▶ [Exercise brief]:
Return every entry exactly.
---------- Exercise materials ----------
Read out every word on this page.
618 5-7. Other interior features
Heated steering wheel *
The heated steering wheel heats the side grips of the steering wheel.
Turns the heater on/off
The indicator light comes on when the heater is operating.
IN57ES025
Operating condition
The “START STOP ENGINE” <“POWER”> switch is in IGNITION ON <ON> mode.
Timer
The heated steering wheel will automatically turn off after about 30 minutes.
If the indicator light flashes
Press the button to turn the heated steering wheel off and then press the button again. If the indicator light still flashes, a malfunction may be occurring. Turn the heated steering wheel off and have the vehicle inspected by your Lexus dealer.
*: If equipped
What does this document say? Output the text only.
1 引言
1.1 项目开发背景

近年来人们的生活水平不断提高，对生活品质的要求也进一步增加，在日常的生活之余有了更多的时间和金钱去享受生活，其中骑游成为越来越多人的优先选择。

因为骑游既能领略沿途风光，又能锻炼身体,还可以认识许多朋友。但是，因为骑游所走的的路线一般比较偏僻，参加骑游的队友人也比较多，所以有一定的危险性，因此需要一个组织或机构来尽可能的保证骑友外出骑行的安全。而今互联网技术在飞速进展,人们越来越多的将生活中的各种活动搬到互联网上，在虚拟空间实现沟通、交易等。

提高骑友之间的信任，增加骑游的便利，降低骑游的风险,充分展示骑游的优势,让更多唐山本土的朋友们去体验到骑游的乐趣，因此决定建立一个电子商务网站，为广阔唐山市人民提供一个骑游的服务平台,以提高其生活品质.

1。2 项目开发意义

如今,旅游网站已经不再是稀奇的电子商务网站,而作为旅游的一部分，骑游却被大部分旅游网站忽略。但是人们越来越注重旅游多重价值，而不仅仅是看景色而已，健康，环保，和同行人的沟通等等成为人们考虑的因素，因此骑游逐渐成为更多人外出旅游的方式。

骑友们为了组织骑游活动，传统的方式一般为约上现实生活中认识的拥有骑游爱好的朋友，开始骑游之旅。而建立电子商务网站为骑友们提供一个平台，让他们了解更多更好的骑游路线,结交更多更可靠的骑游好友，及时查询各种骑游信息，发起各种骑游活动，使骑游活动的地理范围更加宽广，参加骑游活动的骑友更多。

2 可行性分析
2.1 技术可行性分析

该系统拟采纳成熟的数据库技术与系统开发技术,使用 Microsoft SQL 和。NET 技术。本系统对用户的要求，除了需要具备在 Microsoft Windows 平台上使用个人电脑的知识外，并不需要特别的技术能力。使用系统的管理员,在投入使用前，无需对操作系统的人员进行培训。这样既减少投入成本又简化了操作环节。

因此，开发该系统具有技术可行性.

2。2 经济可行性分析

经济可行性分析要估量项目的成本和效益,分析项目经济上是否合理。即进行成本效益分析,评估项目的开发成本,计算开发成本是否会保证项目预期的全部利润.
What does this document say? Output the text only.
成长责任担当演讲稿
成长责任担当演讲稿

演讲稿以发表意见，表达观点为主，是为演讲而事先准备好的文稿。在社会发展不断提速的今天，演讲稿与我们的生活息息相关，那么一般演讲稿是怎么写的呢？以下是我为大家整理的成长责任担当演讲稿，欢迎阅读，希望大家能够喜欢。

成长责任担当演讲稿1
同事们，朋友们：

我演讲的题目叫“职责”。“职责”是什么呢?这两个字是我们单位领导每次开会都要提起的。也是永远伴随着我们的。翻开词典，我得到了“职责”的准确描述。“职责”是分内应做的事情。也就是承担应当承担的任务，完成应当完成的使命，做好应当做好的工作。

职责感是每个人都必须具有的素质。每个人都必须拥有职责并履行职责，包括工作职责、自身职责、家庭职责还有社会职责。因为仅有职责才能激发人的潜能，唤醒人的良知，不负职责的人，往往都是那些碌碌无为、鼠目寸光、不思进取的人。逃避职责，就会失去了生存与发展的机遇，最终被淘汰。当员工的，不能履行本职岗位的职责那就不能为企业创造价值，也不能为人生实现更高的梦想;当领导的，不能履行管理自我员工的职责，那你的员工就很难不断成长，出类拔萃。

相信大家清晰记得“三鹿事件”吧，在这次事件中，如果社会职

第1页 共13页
----------
▶ [Solution]:
Read out every word on this page.
618 5-7. Other interior features
Heated steering wheel *
The heated steering wheel heats the side grips of the steering wheel.
Turns the heater on/off
The indicator light comes on when the heater is operating.
IN57ES025
Operating condition
The “START STOP ENGINE” <“POWER”> switch is in IGNITION ON <ON> mode.
Timer
The heated steering wheel will automatically turn off after about 30 minutes.
If the indicator light flashes
Press the button to turn the heated steering wheel off and then press the button again. If the indicator light still flashes, a malfunction may be occurring. Turn the heated steering wheel off and have the vehicle inspected by your Lexus dealer.
*: If equipped
What does this document say? Output the text only.
1 引言
1.1 项目开发背景

近年来人们的生活水平不断提高，对生活品质的要求也进一步增加，在日常的生活之余有了更多的时间和金钱去享受生活，其中骑游成为越来越多人的优先选择。

因为骑游既能领略沿途风光，又能锻炼身体,还可以认识许多朋友。但是，因为骑游所走的的路线一般比较偏僻，参加骑游的队友人也比较多，所以有一定的危险性，因此需要一个组织或机构来尽可能的保证骑友外出骑行的安全。而今互联网技术在飞速进展,人们越来越多的将生活中的各种活动搬到互联网上，在虚拟空间实现沟通、交易等。

提高骑友之间的信任，增加骑游的便利，降低骑游的风险,充分展示骑游的优势,让更多唐山本土的朋友们去体验到骑游的乐趣，因此决定建立一个电子商务网站，为广阔唐山市人民提供一个骑游的服务平台,以提高其生活品质.

1。2 项目开发意义

如今,旅游网站已经不再是稀奇的电子商务网站,而作为旅游的一部分，骑游却被大部分旅游网站忽略。但是人们越来越注重旅游多重价值，而不仅仅是看景色而已，健康，环保，和同行人的沟通等等成为人们考虑的因素，因此骑游逐渐成为更多人外出旅游的方式。

骑友们为了组织骑游活动，传统的方式一般为约上现实生活中认识的拥有骑游爱好的朋友，开始骑游之旅。而建立电子商务网站为骑友们提供一个平台，让他们了解更多更好的骑游路线,结交更多更可靠的骑游好友，及时查询各种骑游信息，发起各种骑游活动，使骑游活动的地理范围更加宽广，参加骑游活动的骑友更多。

2 可行性分析
2.1 技术可行性分析

该系统拟采纳成熟的数据库技术与系统开发技术,使用 Microsoft SQL 和。NET 技术。本系统对用户的要求，除了需要具备在 Microsoft Windows 平台上使用个人电脑的知识外，并不需要特别的技术能力。使用系统的管理员,在投入使用前，无需对操作系统的人员进行培训。这样既减少投入成本又简化了操作环节。

因此，开发该系统具有技术可行性.

2。2 经济可行性分析

经济可行性分析要估量项目的成本和效益,分析项目经济上是否合理。即进行成本效益分析,评估项目的开发成本,计算开发成本是否会保证项目预期的全部利润.
What does this document say? Output the text only.
成长责任担当演讲稿
成长责任担当演讲稿

演讲稿以发表意见，表达观点为主，是为演讲而事先准备好的文稿。在社会发展不断提速的今天，演讲稿与我们的生活息息相关，那么一般演讲稿是怎么写的呢？以下是我为大家整理的成长责任担当演讲稿，欢迎阅读，希望大家能够喜欢。

成长责任担当演讲稿1
同事们，朋友们：

我演讲的题目叫“职责”。“职责”是什么呢?这两个字是我们单位领导每次开会都要提起的。也是永远伴随着我们的。翻开词典，我得到了“职责”的准确描述。“职责”是分内应做的事情。也就是承担应当承担的任务，完成应当完成的使命，做好应当做好的工作。

职责感是每个人都必须具有的素质。每个人都必须拥有职责并履行职责，包括工作职责、自身职责、家庭职责还有社会职责。因为仅有职责才能激发人的潜能，唤醒人的良知，不负职责的人，往往都是那些碌碌无为、鼠目寸光、不思进取的人。逃避职责，就会失去了生存与发展的机遇，最终被淘汰。当员工的，不能履行本职岗位的职责那就不能为企业创造价值，也不能为人生实现更高的梦想;当领导的，不能履行管理自我员工的职责，那你的员工就很难不断成长，出类拔萃。

相信大家清晰记得“三鹿事件”吧，在这次事件中，如果社会职

第1页 共13页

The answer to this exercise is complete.